## Material proporcionado
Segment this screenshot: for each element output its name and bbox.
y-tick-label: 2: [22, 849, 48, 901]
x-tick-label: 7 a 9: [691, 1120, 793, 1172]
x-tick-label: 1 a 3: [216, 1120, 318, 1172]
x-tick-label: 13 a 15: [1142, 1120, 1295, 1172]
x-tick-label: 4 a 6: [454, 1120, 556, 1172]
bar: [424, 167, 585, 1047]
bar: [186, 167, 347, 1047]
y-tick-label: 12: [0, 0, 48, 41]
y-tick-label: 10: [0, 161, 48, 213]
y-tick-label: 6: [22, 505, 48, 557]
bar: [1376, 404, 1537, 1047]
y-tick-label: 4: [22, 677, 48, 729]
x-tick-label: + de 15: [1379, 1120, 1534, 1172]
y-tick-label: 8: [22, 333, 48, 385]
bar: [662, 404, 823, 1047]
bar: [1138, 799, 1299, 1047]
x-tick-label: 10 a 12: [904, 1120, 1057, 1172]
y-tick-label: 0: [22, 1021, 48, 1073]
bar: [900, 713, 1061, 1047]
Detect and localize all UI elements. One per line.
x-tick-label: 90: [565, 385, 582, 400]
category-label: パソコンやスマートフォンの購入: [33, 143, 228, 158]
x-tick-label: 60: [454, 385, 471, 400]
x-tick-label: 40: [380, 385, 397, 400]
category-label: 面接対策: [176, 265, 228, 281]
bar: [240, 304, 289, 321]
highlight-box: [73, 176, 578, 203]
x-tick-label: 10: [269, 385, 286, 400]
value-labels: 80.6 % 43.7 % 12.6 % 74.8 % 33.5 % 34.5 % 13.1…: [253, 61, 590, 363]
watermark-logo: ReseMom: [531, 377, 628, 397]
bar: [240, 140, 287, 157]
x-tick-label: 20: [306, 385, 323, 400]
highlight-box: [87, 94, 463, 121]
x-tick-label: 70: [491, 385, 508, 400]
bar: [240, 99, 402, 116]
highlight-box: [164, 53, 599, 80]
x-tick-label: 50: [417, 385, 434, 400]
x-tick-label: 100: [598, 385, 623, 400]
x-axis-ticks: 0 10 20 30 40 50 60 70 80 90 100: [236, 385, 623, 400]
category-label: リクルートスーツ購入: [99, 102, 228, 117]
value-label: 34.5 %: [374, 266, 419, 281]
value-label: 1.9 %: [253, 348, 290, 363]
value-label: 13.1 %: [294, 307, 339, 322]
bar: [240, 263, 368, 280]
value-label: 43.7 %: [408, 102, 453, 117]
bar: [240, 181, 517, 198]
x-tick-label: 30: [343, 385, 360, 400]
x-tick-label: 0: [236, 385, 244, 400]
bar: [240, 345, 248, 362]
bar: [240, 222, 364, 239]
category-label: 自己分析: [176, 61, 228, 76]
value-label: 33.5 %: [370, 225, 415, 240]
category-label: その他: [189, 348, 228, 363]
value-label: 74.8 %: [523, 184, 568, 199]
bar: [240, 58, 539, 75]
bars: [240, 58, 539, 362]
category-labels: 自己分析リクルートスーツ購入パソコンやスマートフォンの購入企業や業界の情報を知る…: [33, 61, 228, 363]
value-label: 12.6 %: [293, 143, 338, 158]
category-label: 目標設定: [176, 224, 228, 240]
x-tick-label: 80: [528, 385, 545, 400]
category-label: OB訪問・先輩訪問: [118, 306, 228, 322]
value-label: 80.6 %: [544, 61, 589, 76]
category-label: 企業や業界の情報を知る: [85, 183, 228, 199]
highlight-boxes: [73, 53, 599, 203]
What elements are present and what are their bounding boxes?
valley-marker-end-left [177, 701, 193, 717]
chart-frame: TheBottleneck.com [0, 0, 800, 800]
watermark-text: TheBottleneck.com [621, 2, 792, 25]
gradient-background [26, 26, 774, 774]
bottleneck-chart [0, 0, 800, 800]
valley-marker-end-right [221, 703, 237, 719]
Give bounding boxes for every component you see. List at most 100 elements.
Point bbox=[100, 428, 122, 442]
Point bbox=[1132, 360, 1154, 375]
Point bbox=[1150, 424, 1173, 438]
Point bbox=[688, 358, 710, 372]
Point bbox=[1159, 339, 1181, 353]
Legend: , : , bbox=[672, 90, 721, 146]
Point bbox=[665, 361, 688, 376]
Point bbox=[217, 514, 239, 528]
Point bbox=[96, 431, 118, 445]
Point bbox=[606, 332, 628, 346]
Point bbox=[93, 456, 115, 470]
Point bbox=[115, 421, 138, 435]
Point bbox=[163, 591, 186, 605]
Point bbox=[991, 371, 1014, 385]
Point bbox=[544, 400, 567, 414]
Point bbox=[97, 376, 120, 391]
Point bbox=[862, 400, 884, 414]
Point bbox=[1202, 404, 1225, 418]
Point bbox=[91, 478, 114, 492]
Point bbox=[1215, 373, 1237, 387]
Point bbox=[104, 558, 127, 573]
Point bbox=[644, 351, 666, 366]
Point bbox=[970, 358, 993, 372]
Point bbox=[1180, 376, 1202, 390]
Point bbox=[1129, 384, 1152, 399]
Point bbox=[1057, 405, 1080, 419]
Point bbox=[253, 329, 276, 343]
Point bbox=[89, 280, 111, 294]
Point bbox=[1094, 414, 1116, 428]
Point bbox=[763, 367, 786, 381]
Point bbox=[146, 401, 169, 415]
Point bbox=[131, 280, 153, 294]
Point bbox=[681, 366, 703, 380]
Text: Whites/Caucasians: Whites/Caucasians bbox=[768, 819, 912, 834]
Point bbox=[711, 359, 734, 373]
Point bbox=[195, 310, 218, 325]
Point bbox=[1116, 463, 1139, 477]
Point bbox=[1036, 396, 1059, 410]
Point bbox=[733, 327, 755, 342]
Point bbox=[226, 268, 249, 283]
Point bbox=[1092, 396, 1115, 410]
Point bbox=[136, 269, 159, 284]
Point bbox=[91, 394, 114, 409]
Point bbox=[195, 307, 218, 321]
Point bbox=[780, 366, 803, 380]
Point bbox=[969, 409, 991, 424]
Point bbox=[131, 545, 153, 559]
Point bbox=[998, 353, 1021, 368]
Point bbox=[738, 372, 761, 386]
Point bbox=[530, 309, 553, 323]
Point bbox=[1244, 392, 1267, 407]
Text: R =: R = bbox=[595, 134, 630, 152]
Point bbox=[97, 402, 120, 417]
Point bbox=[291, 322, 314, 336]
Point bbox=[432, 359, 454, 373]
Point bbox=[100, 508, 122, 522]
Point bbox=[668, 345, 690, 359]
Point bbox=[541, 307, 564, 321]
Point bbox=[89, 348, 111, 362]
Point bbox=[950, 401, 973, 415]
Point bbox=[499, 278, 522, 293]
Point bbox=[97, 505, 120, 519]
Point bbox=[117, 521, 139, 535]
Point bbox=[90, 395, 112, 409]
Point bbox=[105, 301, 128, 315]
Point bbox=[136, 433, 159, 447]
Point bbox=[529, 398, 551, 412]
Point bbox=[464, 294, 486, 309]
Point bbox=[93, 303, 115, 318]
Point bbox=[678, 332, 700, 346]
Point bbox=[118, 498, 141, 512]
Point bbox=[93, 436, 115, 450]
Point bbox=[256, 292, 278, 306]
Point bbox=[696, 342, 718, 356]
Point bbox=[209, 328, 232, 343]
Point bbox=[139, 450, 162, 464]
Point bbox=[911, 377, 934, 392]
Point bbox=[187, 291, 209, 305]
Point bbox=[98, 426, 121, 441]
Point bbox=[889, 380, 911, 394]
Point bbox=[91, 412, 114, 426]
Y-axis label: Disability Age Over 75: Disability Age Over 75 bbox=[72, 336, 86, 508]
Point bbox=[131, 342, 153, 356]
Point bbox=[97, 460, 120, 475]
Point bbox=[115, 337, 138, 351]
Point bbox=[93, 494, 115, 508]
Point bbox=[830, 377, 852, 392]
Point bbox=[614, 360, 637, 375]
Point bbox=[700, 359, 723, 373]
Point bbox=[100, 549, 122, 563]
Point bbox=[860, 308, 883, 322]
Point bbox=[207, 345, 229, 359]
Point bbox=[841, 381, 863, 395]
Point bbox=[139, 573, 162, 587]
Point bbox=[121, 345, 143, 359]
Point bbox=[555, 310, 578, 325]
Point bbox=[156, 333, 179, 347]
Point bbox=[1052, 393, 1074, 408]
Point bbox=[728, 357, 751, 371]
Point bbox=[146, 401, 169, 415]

## Instrucciones
Extrae del listado anterior cada línea que contenga la cadena "marker", respetando mayúsculas y minúsculas.

## Solución
valley-marker-end-left [177, 701, 193, 717]
valley-marker-end-right [221, 703, 237, 719]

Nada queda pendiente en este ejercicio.